#### WORK TO DO
Output every entry exactly, from the first line to the last.

#### GIVEN ENTRIES
——————

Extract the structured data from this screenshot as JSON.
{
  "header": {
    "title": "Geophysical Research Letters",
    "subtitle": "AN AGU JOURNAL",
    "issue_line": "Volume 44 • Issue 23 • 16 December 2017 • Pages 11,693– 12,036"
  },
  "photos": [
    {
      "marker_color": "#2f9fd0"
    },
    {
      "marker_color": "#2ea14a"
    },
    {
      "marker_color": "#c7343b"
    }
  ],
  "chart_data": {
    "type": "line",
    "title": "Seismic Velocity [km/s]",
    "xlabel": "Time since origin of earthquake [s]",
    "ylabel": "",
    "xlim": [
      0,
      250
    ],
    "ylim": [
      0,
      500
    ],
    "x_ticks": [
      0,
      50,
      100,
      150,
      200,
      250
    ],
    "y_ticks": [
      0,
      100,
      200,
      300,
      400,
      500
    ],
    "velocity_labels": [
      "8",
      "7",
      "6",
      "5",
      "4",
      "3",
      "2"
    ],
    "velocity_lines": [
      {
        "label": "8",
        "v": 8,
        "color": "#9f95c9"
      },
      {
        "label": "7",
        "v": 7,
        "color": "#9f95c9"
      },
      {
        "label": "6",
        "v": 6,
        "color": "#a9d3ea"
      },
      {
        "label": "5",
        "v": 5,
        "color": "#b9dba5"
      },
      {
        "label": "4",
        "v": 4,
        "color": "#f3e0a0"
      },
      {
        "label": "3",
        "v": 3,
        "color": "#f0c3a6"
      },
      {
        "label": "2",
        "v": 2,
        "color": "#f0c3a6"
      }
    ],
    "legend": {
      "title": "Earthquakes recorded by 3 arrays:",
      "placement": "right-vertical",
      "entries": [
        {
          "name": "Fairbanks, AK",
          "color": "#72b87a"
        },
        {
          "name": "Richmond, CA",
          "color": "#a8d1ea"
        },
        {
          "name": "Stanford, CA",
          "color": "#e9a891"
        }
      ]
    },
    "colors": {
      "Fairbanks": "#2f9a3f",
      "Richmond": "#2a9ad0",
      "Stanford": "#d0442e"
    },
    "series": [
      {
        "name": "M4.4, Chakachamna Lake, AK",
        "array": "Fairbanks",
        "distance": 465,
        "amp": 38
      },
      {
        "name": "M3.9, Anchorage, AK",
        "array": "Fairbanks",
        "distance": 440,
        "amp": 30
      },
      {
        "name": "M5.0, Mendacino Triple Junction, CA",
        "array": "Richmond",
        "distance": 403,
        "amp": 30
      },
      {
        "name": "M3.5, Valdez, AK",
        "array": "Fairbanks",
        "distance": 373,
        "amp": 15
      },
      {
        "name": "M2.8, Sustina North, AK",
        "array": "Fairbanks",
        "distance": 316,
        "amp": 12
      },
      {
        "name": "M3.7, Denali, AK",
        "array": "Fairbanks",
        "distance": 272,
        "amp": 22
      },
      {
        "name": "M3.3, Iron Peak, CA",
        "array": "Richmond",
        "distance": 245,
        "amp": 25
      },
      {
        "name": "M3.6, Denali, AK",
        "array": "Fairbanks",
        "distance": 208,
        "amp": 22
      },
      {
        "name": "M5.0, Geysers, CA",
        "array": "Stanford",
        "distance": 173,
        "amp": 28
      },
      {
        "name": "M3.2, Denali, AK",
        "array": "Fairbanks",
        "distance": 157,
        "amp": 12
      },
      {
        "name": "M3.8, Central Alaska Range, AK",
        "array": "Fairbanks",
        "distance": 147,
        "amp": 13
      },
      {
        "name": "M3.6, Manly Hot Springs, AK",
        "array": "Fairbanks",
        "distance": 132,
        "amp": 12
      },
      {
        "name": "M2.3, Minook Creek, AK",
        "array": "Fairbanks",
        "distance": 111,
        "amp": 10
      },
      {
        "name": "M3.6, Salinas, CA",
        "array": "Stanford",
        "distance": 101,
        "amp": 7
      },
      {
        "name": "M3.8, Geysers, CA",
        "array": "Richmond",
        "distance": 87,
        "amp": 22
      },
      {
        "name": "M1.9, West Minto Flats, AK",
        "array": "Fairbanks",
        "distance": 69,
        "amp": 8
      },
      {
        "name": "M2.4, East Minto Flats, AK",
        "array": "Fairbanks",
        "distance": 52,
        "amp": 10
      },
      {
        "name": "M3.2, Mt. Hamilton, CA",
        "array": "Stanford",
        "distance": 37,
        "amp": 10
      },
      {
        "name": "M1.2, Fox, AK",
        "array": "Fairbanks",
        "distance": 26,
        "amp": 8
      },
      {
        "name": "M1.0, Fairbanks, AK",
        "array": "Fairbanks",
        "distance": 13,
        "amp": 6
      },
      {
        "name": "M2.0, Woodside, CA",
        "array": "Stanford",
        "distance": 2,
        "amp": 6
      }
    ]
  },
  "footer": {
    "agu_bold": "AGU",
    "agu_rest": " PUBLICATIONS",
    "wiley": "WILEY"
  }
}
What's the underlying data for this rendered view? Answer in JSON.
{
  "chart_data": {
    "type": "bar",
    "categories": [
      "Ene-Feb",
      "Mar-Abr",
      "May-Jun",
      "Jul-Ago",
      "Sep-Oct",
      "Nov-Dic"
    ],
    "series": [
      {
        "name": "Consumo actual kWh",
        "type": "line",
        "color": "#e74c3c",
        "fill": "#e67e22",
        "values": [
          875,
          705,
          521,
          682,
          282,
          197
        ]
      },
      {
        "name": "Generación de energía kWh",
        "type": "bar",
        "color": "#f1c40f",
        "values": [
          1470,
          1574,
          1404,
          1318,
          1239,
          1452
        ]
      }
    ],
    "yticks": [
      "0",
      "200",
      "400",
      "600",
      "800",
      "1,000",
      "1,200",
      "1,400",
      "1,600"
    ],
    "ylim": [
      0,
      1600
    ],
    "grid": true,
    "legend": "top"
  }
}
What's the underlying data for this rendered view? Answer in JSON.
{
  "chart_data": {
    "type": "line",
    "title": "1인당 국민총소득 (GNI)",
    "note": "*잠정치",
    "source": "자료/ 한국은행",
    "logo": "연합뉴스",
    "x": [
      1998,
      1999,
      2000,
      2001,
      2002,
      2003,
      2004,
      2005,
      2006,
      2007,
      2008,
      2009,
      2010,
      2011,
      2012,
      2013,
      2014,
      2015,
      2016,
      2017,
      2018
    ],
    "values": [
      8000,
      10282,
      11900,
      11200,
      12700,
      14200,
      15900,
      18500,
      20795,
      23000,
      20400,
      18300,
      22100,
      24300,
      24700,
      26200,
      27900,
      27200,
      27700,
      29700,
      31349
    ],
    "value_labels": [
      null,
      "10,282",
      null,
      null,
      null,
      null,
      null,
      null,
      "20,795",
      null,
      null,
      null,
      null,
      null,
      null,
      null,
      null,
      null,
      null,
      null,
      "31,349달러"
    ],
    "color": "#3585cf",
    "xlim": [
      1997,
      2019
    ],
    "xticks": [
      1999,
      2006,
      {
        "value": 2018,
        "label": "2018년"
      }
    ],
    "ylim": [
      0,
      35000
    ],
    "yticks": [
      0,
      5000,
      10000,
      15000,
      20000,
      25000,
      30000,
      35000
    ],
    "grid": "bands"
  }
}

——————

#### SOLUTION FOR THIS EXERCISE
Extract the structured data from this screenshot as JSON.
{
  "header": {
    "title": "Geophysical Research Letters",
    "subtitle": "AN AGU JOURNAL",
    "issue_line": "Volume 44 • Issue 23 • 16 December 2017 • Pages 11,693– 12,036"
  },
  "photos": [
    {
      "marker_color": "#2f9fd0"
    },
    {
      "marker_color": "#2ea14a"
    },
    {
      "marker_color": "#c7343b"
    }
  ],
  "chart_data": {
    "type": "line",
    "title": "Seismic Velocity [km/s]",
    "xlabel": "Time since origin of earthquake [s]",
    "ylabel": "",
    "xlim": [
      0,
      250
    ],
    "ylim": [
      0,
      500
    ],
    "x_ticks": [
      0,
      50,
      100,
      150,
      200,
      250
    ],
    "y_ticks": [
      0,
      100,
      200,
      300,
      400,
      500
    ],
    "velocity_labels": [
      "8",
      "7",
      "6",
      "5",
      "4",
      "3",
      "2"
    ],
    "velocity_lines": [
      {
        "label": "8",
        "v": 8,
        "color": "#9f95c9"
      },
      {
        "label": "7",
        "v": 7,
        "color": "#9f95c9"
      },
      {
        "label": "6",
        "v": 6,
        "color": "#a9d3ea"
      },
      {
        "label": "5",
        "v": 5,
        "color": "#b9dba5"
      },
      {
        "label": "4",
        "v": 4,
        "color": "#f3e0a0"
      },
      {
        "label": "3",
        "v": 3,
        "color": "#f0c3a6"
      },
      {
        "label": "2",
        "v": 2,
        "color": "#f0c3a6"
      }
    ],
    "legend": {
      "title": "Earthquakes recorded by 3 arrays:",
      "placement": "right-vertical",
      "entries": [
        {
          "name": "Fairbanks, AK",
          "color": "#72b87a"
        },
        {
          "name": "Richmond, CA",
          "color": "#a8d1ea"
        },
        {
          "name": "Stanford, CA",
          "color": "#e9a891"
        }
      ]
    },
    "colors": {
      "Fairbanks": "#2f9a3f",
      "Richmond": "#2a9ad0",
      "Stanford": "#d0442e"
    },
    "series": [
      {
        "name": "M4.4, Chakachamna Lake, AK",
        "array": "Fairbanks",
        "distance": 465,
        "amp": 38
      },
      {
        "name": "M3.9, Anchorage, AK",
        "array": "Fairbanks",
        "distance": 440,
        "amp": 30
      },
      {
        "name": "M5.0, Mendacino Triple Junction, CA",
        "array": "Richmond",
        "distance": 403,
        "amp": 30
      },
      {
        "name": "M3.5, Valdez, AK",
        "array": "Fairbanks",
        "distance": 373,
        "amp": 15
      },
      {
        "name": "M2.8, Sustina North, AK",
        "array": "Fairbanks",
        "distance": 316,
        "amp": 12
      },
      {
        "name": "M3.7, Denali, AK",
        "array": "Fairbanks",
        "distance": 272,
        "amp": 22
      },
      {
        "name": "M3.3, Iron Peak, CA",
        "array": "Richmond",
        "distance": 245,
        "amp": 25
      },
      {
        "name": "M3.6, Denali, AK",
        "array": "Fairbanks",
        "distance": 208,
        "amp": 22
      },
      {
        "name": "M5.0, Geysers, CA",
        "array": "Stanford",
        "distance": 173,
        "amp": 28
      },
      {
        "name": "M3.2, Denali, AK",
        "array": "Fairbanks",
        "distance": 157,
        "amp": 12
      },
      {
        "name": "M3.8, Central Alaska Range, AK",
        "array": "Fairbanks",
        "distance": 147,
        "amp": 13
      },
      {
        "name": "M3.6, Manly Hot Springs, AK",
        "array": "Fairbanks",
        "distance": 132,
        "amp": 12
      },
      {
        "name": "M2.3, Minook Creek, AK",
        "array": "Fairbanks",
        "distance": 111,
        "amp": 10
      },
      {
        "name": "M3.6, Salinas, CA",
        "array": "Stanford",
        "distance": 101,
        "amp": 7
      },
      {
        "name": "M3.8, Geysers, CA",
        "array": "Richmond",
        "distance": 87,
        "amp": 22
      },
      {
        "name": "M1.9, West Minto Flats, AK",
        "array": "Fairbanks",
        "distance": 69,
        "amp": 8
      },
      {
        "name": "M2.4, East Minto Flats, AK",
        "array": "Fairbanks",
        "distance": 52,
        "amp": 10
      },
      {
        "name": "M3.2, Mt. Hamilton, CA",
        "array": "Stanford",
        "distance": 37,
        "amp": 10
      },
      {
        "name": "M1.2, Fox, AK",
        "array": "Fairbanks",
        "distance": 26,
        "amp": 8
      },
      {
        "name": "M1.0, Fairbanks, AK",
        "array": "Fairbanks",
        "distance": 13,
        "amp": 6
      },
      {
        "name": "M2.0, Woodside, CA",
        "array": "Stanford",
        "distance": 2,
        "amp": 6
      }
    ]
  },
  "footer": {
    "agu_bold": "AGU",
    "agu_rest": " PUBLICATIONS",
    "wiley": "WILEY"
  }
}
What's the underlying data for this rendered view? Answer in JSON.
{
  "chart_data": {
    "type": "bar",
    "categories": [
      "Ene-Feb",
      "Mar-Abr",
      "May-Jun",
      "Jul-Ago",
      "Sep-Oct",
      "Nov-Dic"
    ],
    "series": [
      {
        "name": "Consumo actual kWh",
        "type": "line",
        "color": "#e74c3c",
        "fill": "#e67e22",
        "values": [
          875,
          705,
          521,
          682,
          282,
          197
        ]
      },
      {
        "name": "Generación de energía kWh",
        "type": "bar",
        "color": "#f1c40f",
        "values": [
          1470,
          1574,
          1404,
          1318,
          1239,
          1452
        ]
      }
    ],
    "yticks": [
      "0",
      "200",
      "400",
      "600",
      "800",
      "1,000",
      "1,200",
      "1,400",
      "1,600"
    ],
    "ylim": [
      0,
      1600
    ],
    "grid": true,
    "legend": "top"
  }
}
What's the underlying data for this rendered view? Answer in JSON.
{
  "chart_data": {
    "type": "line",
    "title": "1인당 국민총소득 (GNI)",
    "note": "*잠정치",
    "source": "자료/ 한국은행",
    "logo": "연합뉴스",
    "x": [
      1998,
      1999,
      2000,
      2001,
      2002,
      2003,
      2004,
      2005,
      2006,
      2007,
      2008,
      2009,
      2010,
      2011,
      2012,
      2013,
      2014,
      2015,
      2016,
      2017,
      2018
    ],
    "values": [
      8000,
      10282,
      11900,
      11200,
      12700,
      14200,
      15900,
      18500,
      20795,
      23000,
      20400,
      18300,
      22100,
      24300,
      24700,
      26200,
      27900,
      27200,
      27700,
      29700,
      31349
    ],
    "value_labels": [
      null,
      "10,282",
      null,
      null,
      null,
      null,
      null,
      null,
      "20,795",
      null,
      null,
      null,
      null,
      null,
      null,
      null,
      null,
      null,
      null,
      null,
      "31,349달러"
    ],
    "color": "#3585cf",
    "xlim": [
      1997,
      2019
    ],
    "xticks": [
      1999,
      2006,
      {
        "value": 2018,
        "label": "2018년"
      }
    ],
    "ylim": [
      0,
      35000
    ],
    "yticks": [
      0,
      5000,
      10000,
      15000,
      20000,
      25000,
      30000,
      35000
    ],
    "grid": "bands"
  }
}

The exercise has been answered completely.